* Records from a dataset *
★ ★ ★ ★

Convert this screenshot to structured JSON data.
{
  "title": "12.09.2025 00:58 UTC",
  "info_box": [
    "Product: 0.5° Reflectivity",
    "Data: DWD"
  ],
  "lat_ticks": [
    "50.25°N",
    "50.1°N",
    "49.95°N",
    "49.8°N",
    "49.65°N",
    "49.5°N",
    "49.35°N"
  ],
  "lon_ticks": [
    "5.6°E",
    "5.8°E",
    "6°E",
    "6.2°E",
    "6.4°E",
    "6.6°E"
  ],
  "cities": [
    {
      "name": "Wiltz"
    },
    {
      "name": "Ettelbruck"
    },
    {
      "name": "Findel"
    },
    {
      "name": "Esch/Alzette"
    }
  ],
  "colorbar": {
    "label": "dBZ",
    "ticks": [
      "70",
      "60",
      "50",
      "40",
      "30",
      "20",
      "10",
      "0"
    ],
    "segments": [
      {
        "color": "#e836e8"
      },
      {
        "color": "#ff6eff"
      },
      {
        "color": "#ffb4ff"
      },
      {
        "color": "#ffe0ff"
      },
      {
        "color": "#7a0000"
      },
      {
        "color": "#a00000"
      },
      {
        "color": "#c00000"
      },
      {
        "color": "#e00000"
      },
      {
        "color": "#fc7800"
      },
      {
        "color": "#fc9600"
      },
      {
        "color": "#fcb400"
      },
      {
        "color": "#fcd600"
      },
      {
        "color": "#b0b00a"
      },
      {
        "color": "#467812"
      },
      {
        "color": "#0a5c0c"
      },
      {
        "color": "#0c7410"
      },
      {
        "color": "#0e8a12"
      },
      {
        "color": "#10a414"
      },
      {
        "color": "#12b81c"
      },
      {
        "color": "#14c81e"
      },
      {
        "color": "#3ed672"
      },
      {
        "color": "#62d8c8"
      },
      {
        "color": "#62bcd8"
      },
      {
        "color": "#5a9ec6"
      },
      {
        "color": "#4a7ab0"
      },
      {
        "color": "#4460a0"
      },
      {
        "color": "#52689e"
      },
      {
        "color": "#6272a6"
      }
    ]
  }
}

★ ★ ★ ★

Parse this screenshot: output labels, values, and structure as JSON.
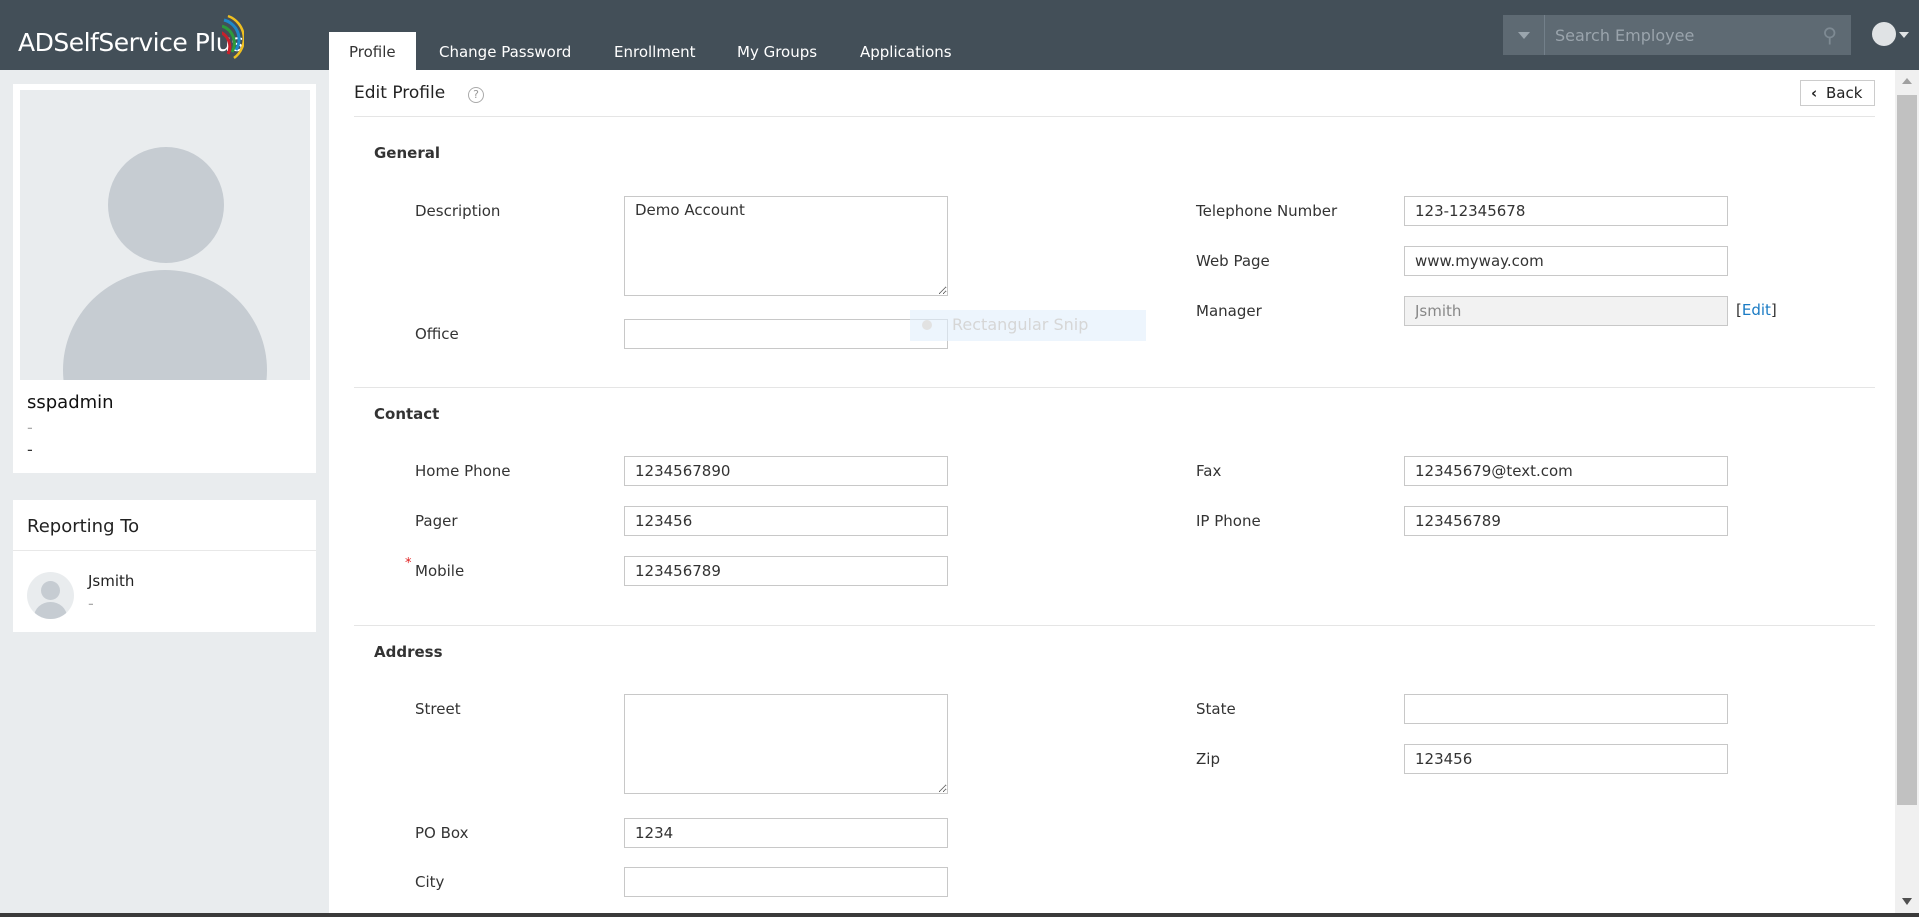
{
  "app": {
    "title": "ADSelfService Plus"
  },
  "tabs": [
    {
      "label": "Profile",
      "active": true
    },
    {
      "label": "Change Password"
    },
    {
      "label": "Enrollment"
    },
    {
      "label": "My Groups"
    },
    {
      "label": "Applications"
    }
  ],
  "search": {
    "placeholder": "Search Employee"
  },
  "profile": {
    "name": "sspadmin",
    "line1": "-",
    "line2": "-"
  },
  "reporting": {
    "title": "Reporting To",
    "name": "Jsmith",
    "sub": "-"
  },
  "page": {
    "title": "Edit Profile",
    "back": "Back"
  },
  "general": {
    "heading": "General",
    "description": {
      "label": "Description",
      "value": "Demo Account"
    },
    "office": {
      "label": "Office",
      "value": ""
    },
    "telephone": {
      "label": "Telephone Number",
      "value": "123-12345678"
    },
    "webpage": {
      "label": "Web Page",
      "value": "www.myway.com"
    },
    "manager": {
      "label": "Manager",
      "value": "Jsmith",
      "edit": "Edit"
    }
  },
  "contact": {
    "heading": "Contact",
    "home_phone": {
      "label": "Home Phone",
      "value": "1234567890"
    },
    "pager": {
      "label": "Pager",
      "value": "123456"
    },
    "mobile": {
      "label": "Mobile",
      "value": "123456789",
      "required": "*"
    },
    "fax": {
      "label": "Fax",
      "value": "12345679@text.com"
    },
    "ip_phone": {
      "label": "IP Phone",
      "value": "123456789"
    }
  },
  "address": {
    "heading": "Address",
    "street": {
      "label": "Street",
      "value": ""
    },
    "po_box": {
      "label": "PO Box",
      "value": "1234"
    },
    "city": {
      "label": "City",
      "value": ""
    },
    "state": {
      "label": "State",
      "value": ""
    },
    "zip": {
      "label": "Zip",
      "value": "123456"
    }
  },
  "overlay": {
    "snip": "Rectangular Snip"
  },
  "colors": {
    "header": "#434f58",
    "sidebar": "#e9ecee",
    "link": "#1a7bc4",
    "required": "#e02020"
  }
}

★ ★ ★ ★

* Exercise task *
Examine the records and report how many lines contain the string "screenshot". Only the number should be given.

* Solution below *
2